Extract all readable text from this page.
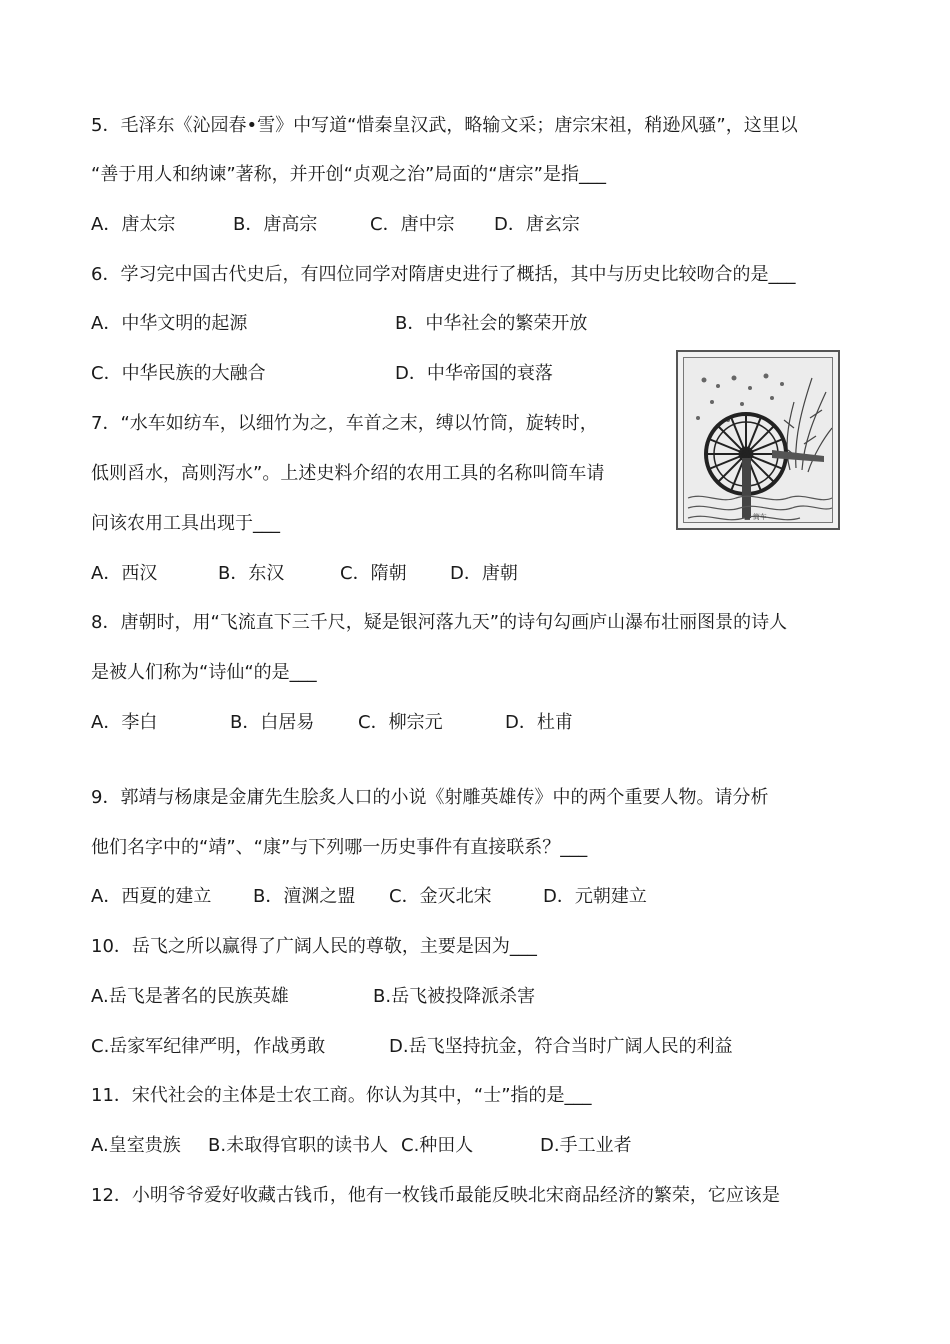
5．毛泽东《沁园春•雪》中写道“惜秦皇汉武，略输文采；唐宗宋祖，稍逊风骚”，这里以
“善于用人和纳谏”著称，并开创“贞观之治”局面的“唐宗”是指___
A．唐太宗	B．唐高宗	C．唐中宗 D．唐玄宗
6．学习完中国古代史后，有四位同学对隋唐史进行了概括，其中与历史比较吻合的是___
A．中华文明的起源	B．中华社会的繁荣开放
C．中华民族的大融合	D．中华帝国的衰落
■ 筒车
7．“水车如纺车，以细竹为之，车首之末，缚以竹筒，旋转时，
低则舀水，高则泻水”。上述史料介绍的农用工具的名称叫筒车请
问该农用工具出现于___
A．西汉	B．东汉	C．隋朝 D．唐朝
8．唐朝时，用“飞流直下三千尺，疑是银河落九天”的诗句勾画庐山瀑布壮丽图景的诗人
是被人们称为“诗仙“的是___
A．李白	B．白居易 C．柳宗元	D．杜甫
9．郭靖与杨康是金庸先生脍炙人口的小说《射雕英雄传》中的两个重要人物。请分析
他们名字中的“靖”、“康”与下列哪一历史事件有直接联系？___
A．西夏的建立 B．澶渊之盟 C．金灭北宋	D．元朝建立
10．岳飞之所以赢得了广阔人民的尊敬，主要是因为___
A.岳飞是著名的民族英雄	B.岳飞被投降派杀害
C.岳家军纪律严明，作战勇敢	D.岳飞坚持抗金，符合当时广阔人民的利益
11．宋代社会的主体是士农工商。你认为其中，“士”指的是___
A.皇室贵族 B.未取得官职的读书人 C.种田人	D.手工业者
12．小明爷爷爱好收藏古钱币，他有一枚钱币最能反映北宋商品经济的繁荣，它应该是
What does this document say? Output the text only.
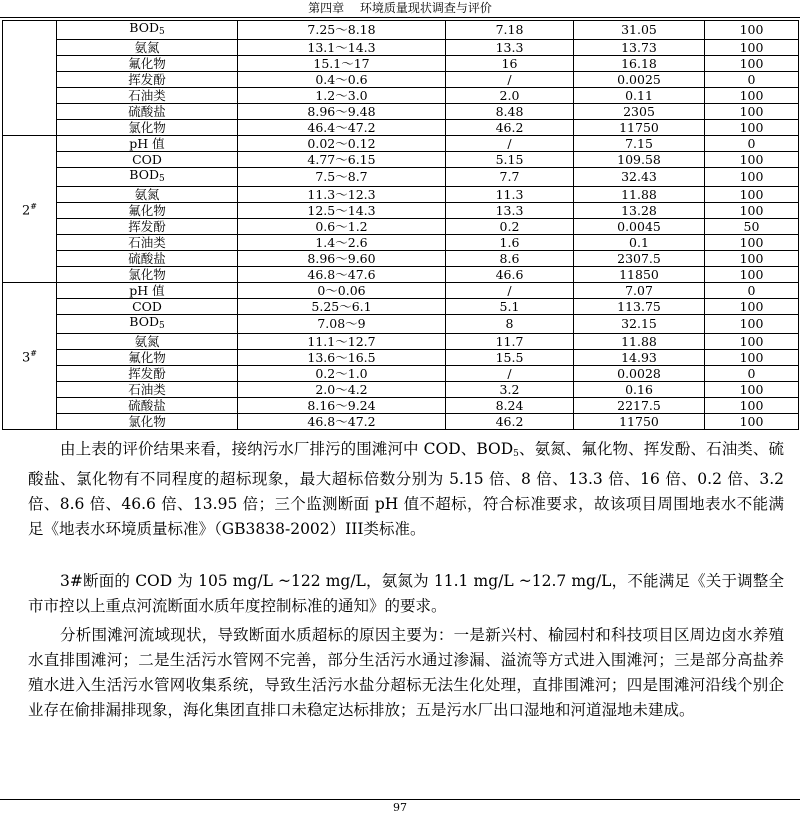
第四章 环境质量现状调查与评价
	$BOD_5$	7.25～8.18	7.18	31.05	100
	氨氮	13.1～14.3	13.3	13.73	100
	氟化物	15.1～17	16	16.18	100
	挥发酚	0.4～0.6	/	0.0025	0
	石油类	1.2～3.0	2.0	0.11	100
	硫酸盐	8.96～9.48	8.48	2305	100
	氯化物	46.4～47.2	46.2	11750	100
2#	pH 值	0.02～0.12	/	7.15	0
	COD	4.77～6.15	5.15	109.58	100
	$BOD_5$	7.5～8.7	7.7	32.43	100
	氨氮	11.3～12.3	11.3	11.88	100
	氟化物	12.5～14.3	13.3	13.28	100
	挥发酚	0.6～1.2	0.2	0.0045	50
	石油类	1.4～2.6	1.6	0.1	100
	硫酸盐	8.96～9.60	8.6	2307.5	100
	氯化物	46.8～47.6	46.6	11850	100
3#	pH 值	0～0.06	/	7.07	0
	COD	5.25～6.1	5.1	113.75	100
	$BOD_5$	7.08～9	8	32.15	100
	氨氮	11.1～12.7	11.7	11.88	100
	氟化物	13.6～16.5	15.5	14.93	100
	挥发酚	0.2～1.0	/	0.0028	0
	石油类	2.0～4.2	3.2	0.16	100
	硫酸盐	8.16～9.24	8.24	2217.5	100
	氯化物	46.8～47.2	46.2	11750	100

由上表的评价结果来看，接纳污水厂排污的围滩河中 COD、$BOD_5$、氨氮、氟化物、挥发酚、石油类、硫酸盐、氯化物有不同程度的超标现象，最大超标倍数分别为 5.15 倍、8 倍、13.3 倍、16 倍、0.2 倍、3.2 倍、8.6 倍、46.6 倍、13.95 倍；三个监测断面 pH 值不超标，符合标准要求，故该项目周围地表水不能满足《地表水环境质量标准》（GB3838-2002）III类标准。

3#断面的 COD 为 105 mg/L ~122 mg/L，氨氮为 11.1 mg/L ~12.7 mg/L，不能满足《关于调整全市市控以上重点河流断面水质年度控制标准的通知》的要求。

分析围滩河流域现状，导致断面水质超标的原因主要为：一是新兴村、榆园村和科技项目区周边卤水养殖水直排围滩河；二是生活污水管网不完善，部分生活污水通过渗漏、溢流等方式进入围滩河；三是部分高盐养殖水进入生活污水管网收集系统，导致生活污水盐分超标无法生化处理，直排围滩河；四是围滩河沿线个别企业存在偷排漏排现象，海化集团直排口未稳定达标排放；五是污水厂出口湿地和河道湿地未建成。

97
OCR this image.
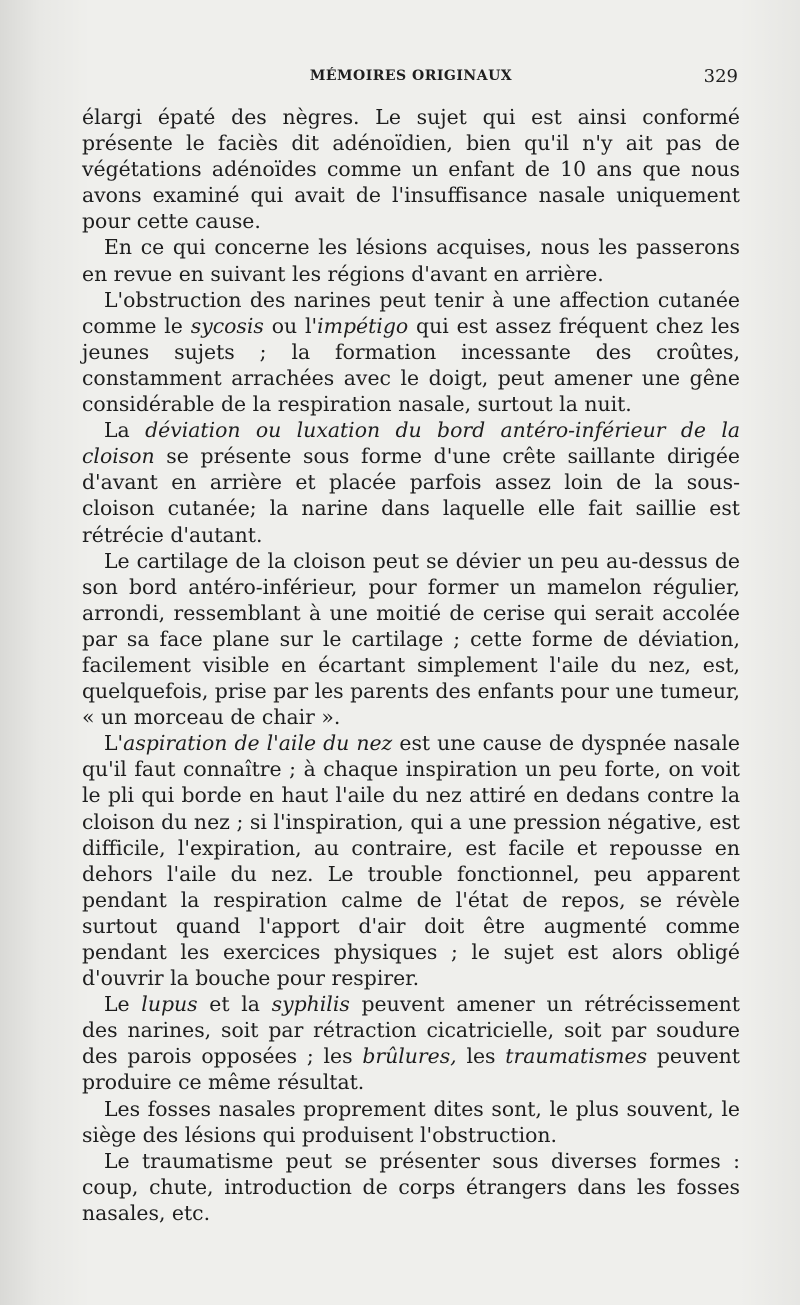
MÉMOIRES ORIGINAUX	329

élargi épaté des nègres. Le sujet qui est ainsi conformé présente le faciès dit adénoïdien, bien qu'il n'y ait pas de végétations adénoïdes comme un enfant de 10 ans que nous avons examiné qui avait de l'insuffisance nasale uniquement pour cette cause.

En ce qui concerne les lésions acquises, nous les passerons en revue en suivant les régions d'avant en arrière.

L'obstruction des narines peut tenir à une affection cutanée comme le sycosis ou l'impétigo qui est assez fréquent chez les jeunes sujets ; la formation incessante des croûtes, constamment arrachées avec le doigt, peut amener une gêne considérable de la respiration nasale, surtout la nuit.

La déviation ou luxation du bord antéro-inférieur de la cloison se présente sous forme d'une crête saillante dirigée d'avant en arrière et placée parfois assez loin de la sous-cloison cutanée; la narine dans laquelle elle fait saillie est rétrécie d'autant.

Le cartilage de la cloison peut se dévier un peu au-dessus de son bord antéro-inférieur, pour former un mamelon régulier, arrondi, ressemblant à une moitié de cerise qui serait accolée par sa face plane sur le cartilage ; cette forme de déviation, facilement visible en écartant simplement l'aile du nez, est, quelquefois, prise par les parents des enfants pour une tumeur, « un morceau de chair ».

L'aspiration de l'aile du nez est une cause de dyspnée nasale qu'il faut connaître ; à chaque inspiration un peu forte, on voit le pli qui borde en haut l'aile du nez attiré en dedans contre la cloison du nez ; si l'inspiration, qui a une pression négative, est difficile, l'expiration, au contraire, est facile et repousse en dehors l'aile du nez. Le trouble fonctionnel, peu apparent pendant la respiration calme de l'état de repos, se révèle surtout quand l'apport d'air doit être augmenté comme pendant les exercices physiques ; le sujet est alors obligé d'ouvrir la bouche pour respirer.

Le lupus et la syphilis peuvent amener un rétrécissement des narines, soit par rétraction cicatricielle, soit par soudure des parois opposées ; les brûlures, les traumatismes peuvent produire ce même résultat.

Les fosses nasales proprement dites sont, le plus souvent, le siège des lésions qui produisent l'obstruction.

Le traumatisme peut se présenter sous diverses formes : coup, chute, introduction de corps étrangers dans les fosses nasales, etc.
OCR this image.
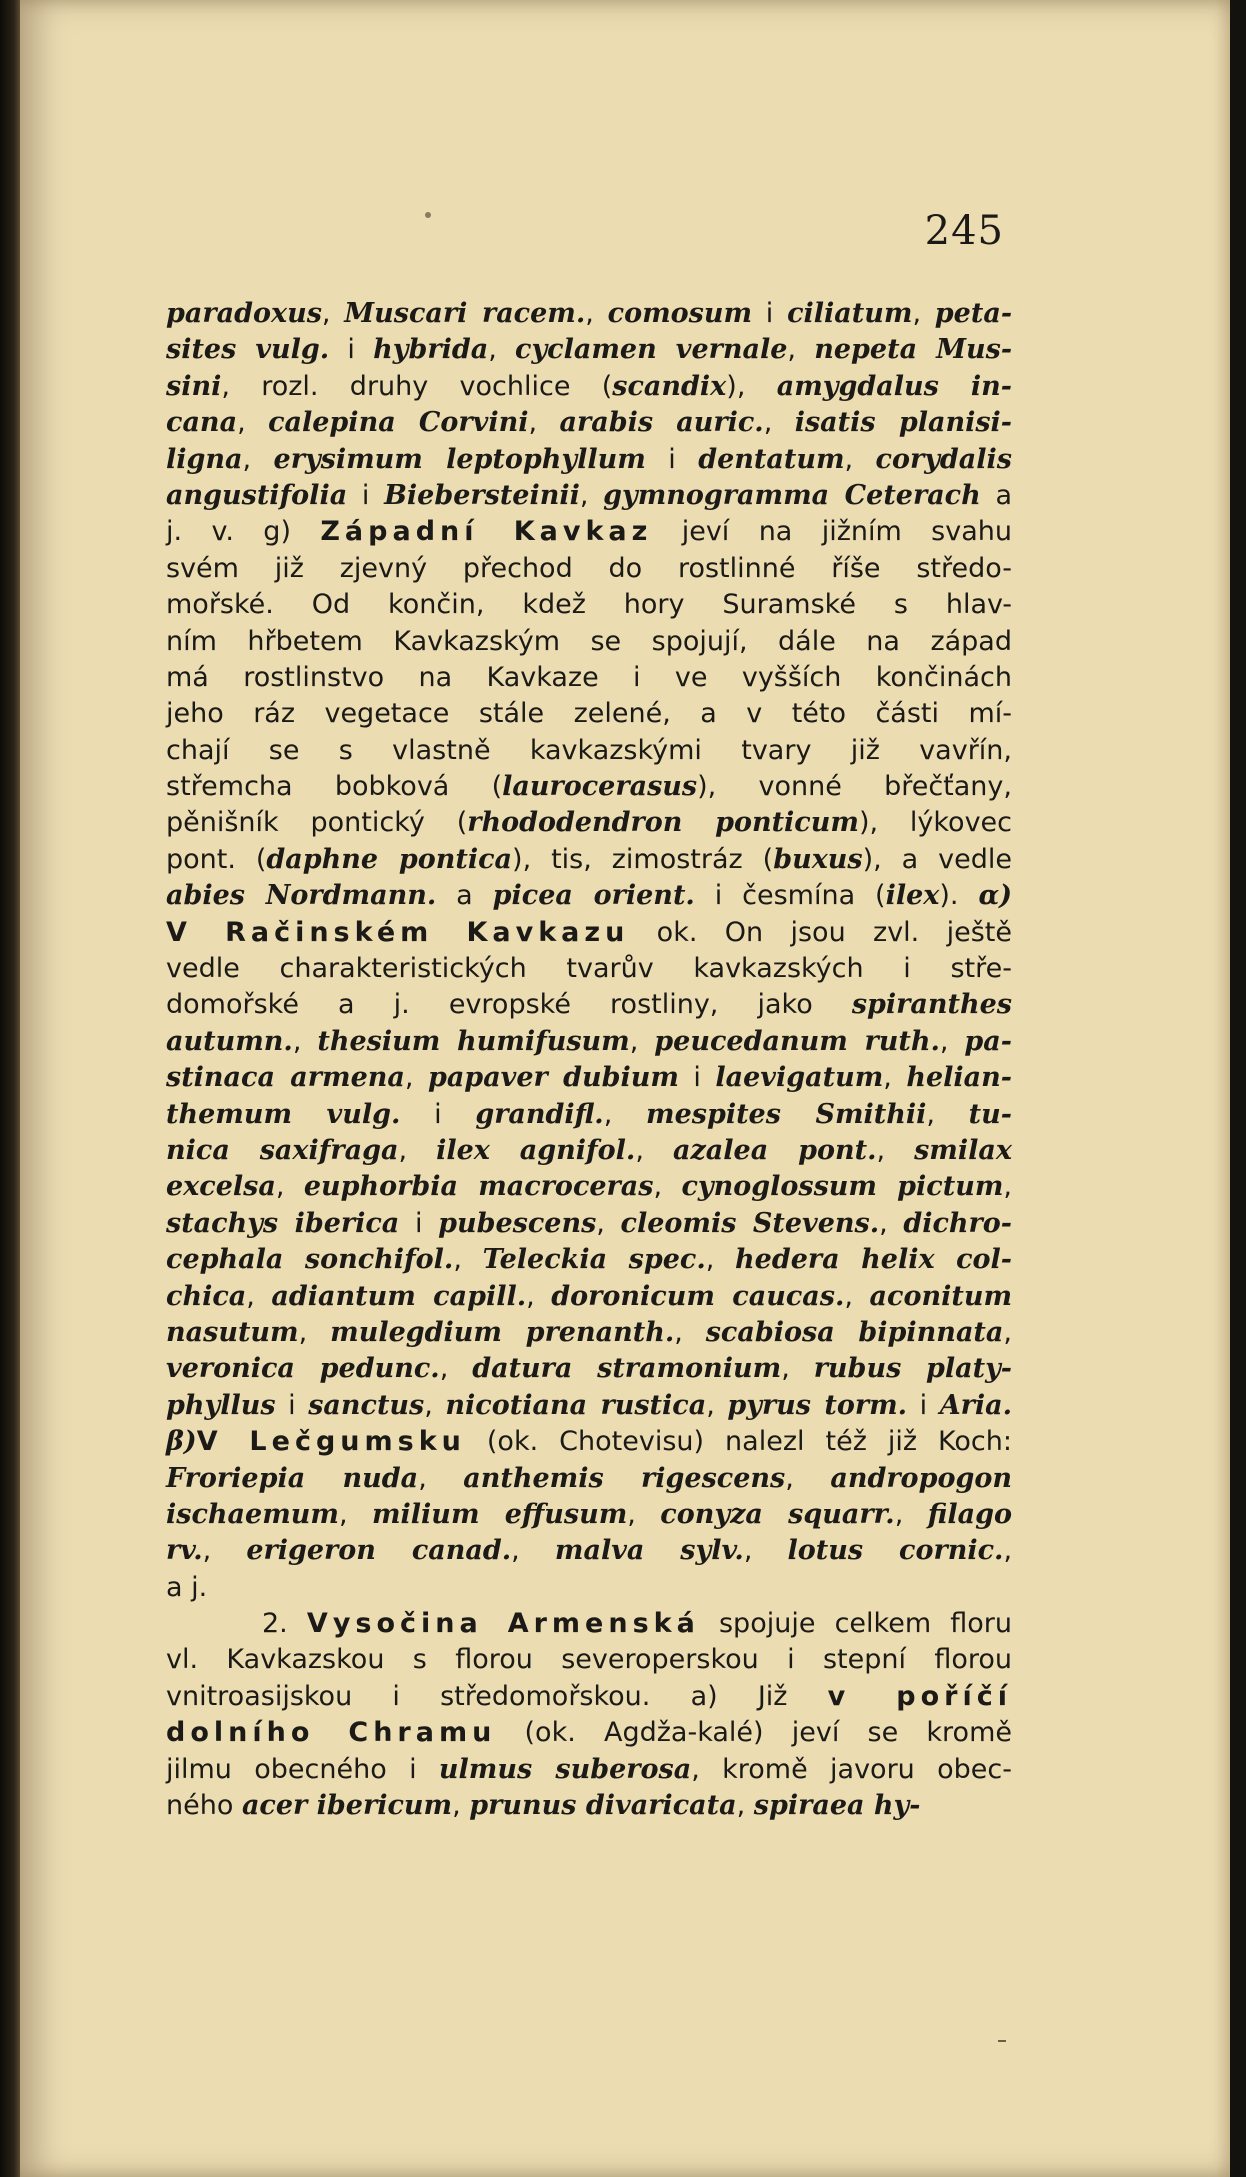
245
paradoxus, Muscari racem., comosum i ciliatum, peta-
sites vulg. i hybrida, cyclamen vernale, nepeta Mus-
sini, rozl. druhy vochlice (scandix), amygdalus in-
cana, calepina Corvini, arabis auric., isatis planisi-
ligna, erysimum leptophyllum i dentatum, corydalis
angustifolia i Biebersteinii, gymnogramma Ceterach a
j. v. g) Západní Kavkaz jeví na jižním svahu
svém již zjevný přechod do rostlinné říše středo-
mořské. Od končin, kdež hory Suramské s hlav-
ním hřbetem Kavkazským se spojují, dále na západ
má rostlinstvo na Kavkaze i ve vyšších končinách
jeho ráz vegetace stále zelené, a v této části mí-
chají se s vlastně kavkazskými tvary již vavřín,
střemcha bobková (laurocerasus), vonné břečťany,
pěnišník pontický (rhododendron ponticum), lýkovec
pont. (daphne pontica), tis, zimostráz (buxus), a vedle
abies Nordmann. a picea orient. i česmína (ilex). α)
V Račinském Kavkazu ok. On jsou zvl. ještě
vedle charakteristických tvarův kavkazských i stře-
domořské a j. evropské rostliny, jako spiranthes
autumn., thesium humifusum, peucedanum ruth., pa-
stinaca armena, papaver dubium i laevigatum, helian-
themum vulg. i grandifl., mespites Smithii, tu-
nica saxifraga, ilex agnifol., azalea pont., smilax
excelsa, euphorbia macroceras, cynoglossum pictum,
stachys iberica i pubescens, cleomis Stevens., dichro-
cephala sonchifol., Teleckia spec., hedera helix col-
chica, adiantum capill., doronicum caucas., aconitum
nasutum, mulegdium prenanth., scabiosa bipinnata,
veronica pedunc., datura stramonium, rubus platy-
phyllus i sanctus, nicotiana rustica, pyrus torm. i Aria.
β)V Lečgumsku (ok. Chotevisu) nalezl též již Koch:
Froriepia nuda, anthemis rigescens, andropogon
ischaemum, milium effusum, conyza squarr., filago
rv., erigeron canad., malva sylv., lotus cornic.,
a j.
2. Vysočina Armenská spojuje celkem floru
vl. Kavkazskou s florou severoperskou i stepní florou
vnitroasijskou i středomořskou. a) Již v poříčí
dolního Chramu (ok. Agdža-kalé) jeví se kromě
jilmu obecného i ulmus suberosa, kromě javoru obec-
ného acer ibericum, prunus divaricata, spiraea hy-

▶ **WHAT IS BEING ASKED**: In the entries above, find every line with the word "vedle" and list it.

▶ **WRITTEN RESPONSE**:
pont. (daphne pontica), tis, zimostráz (buxus), a vedle
vedle charakteristických tvarův kavkazských i stře-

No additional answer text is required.